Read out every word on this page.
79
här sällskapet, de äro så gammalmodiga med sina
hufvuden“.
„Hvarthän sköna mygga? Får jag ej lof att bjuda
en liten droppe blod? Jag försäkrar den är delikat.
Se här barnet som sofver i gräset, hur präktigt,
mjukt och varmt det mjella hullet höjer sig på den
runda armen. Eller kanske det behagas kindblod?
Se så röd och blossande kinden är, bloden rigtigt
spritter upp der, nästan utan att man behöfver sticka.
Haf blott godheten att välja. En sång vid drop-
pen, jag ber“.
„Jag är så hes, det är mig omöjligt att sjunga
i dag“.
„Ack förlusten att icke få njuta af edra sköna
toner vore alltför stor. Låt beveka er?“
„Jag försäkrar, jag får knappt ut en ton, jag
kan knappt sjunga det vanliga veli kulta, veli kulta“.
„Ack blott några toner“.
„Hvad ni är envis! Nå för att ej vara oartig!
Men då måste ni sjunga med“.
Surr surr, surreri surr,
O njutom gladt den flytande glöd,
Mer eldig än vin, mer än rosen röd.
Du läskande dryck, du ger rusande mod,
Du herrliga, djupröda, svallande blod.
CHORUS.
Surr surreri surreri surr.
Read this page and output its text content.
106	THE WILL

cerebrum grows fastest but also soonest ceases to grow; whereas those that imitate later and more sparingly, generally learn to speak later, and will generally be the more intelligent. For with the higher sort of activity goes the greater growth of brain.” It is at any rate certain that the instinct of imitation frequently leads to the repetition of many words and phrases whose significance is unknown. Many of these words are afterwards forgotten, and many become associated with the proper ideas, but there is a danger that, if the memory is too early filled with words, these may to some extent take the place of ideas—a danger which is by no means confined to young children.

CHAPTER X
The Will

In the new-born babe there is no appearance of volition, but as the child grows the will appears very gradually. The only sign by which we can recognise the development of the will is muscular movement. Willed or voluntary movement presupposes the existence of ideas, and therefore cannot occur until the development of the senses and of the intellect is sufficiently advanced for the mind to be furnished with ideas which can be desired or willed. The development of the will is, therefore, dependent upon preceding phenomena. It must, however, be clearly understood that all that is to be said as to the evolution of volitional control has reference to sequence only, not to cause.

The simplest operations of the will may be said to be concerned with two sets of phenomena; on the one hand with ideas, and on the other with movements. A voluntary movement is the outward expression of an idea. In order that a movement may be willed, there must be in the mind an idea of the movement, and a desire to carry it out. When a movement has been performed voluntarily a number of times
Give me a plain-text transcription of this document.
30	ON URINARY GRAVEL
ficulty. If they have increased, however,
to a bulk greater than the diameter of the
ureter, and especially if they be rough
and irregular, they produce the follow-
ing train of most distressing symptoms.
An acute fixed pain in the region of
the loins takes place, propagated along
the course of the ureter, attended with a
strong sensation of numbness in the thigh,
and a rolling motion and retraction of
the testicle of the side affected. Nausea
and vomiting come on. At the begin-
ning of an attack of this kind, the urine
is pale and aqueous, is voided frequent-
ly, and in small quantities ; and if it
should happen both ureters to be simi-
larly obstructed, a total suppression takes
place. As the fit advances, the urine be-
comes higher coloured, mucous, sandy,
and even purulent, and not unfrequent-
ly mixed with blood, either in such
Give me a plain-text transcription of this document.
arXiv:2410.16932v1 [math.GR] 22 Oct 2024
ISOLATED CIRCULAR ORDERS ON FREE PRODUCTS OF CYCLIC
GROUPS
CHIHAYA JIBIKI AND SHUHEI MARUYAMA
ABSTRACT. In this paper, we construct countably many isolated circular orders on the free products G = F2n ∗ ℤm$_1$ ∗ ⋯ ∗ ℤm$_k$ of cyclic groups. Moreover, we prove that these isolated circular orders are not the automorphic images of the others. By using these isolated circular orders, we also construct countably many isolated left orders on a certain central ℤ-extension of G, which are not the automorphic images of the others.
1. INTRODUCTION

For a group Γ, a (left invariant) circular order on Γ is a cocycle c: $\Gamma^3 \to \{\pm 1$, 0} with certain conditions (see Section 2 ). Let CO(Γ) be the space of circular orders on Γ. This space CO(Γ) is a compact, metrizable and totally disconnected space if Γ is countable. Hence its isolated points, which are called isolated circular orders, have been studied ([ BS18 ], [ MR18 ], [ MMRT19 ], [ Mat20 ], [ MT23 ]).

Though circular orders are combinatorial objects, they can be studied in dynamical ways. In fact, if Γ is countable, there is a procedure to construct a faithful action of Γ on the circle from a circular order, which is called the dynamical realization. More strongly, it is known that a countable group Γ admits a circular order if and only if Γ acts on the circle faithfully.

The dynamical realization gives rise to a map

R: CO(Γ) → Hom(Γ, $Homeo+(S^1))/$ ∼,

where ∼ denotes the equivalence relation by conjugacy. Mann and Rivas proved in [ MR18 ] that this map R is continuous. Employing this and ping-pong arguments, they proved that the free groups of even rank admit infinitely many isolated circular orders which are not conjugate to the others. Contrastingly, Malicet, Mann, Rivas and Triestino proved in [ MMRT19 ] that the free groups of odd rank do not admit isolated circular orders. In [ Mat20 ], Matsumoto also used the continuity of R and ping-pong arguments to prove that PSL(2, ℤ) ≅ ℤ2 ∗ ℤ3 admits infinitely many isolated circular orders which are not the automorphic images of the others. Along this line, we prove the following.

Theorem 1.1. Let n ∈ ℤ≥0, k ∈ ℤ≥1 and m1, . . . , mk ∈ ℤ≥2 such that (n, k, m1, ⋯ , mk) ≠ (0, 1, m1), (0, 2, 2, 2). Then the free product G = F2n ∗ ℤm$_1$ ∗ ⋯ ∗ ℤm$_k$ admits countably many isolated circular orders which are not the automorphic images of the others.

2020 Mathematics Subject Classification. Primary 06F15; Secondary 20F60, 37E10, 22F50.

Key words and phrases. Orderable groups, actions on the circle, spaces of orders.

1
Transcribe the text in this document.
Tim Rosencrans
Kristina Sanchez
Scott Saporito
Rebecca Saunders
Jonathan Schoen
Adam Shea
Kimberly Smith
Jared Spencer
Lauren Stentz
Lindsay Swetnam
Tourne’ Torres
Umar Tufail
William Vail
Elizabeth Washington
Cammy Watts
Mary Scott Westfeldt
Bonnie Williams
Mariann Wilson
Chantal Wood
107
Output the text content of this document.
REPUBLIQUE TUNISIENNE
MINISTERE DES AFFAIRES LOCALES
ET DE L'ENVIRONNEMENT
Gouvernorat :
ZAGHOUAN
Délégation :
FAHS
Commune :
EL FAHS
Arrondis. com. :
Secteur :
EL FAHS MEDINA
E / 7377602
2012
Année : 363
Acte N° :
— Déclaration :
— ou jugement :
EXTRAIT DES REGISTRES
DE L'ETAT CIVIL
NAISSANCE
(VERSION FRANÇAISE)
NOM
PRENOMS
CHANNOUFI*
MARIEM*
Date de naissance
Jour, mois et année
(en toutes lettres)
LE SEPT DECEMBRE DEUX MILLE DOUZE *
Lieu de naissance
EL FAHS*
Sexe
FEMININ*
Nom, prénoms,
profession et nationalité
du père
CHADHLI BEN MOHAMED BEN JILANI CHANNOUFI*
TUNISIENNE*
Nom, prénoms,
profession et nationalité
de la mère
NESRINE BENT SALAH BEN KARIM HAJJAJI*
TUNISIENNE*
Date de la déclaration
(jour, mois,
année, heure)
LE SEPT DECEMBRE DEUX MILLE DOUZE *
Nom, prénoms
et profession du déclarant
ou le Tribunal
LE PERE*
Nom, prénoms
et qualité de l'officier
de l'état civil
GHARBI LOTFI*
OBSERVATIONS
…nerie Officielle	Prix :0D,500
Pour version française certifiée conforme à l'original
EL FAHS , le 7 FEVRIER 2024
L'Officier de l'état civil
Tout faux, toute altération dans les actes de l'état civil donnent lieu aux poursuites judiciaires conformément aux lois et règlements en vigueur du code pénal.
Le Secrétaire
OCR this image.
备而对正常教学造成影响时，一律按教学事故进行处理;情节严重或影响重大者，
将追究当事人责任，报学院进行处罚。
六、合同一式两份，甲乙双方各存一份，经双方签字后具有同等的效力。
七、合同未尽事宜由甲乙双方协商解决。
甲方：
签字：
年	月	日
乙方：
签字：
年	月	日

**What is required:** Each line that contains the word "Surr" counts toward the total; give only that total.

**Solution below:** 2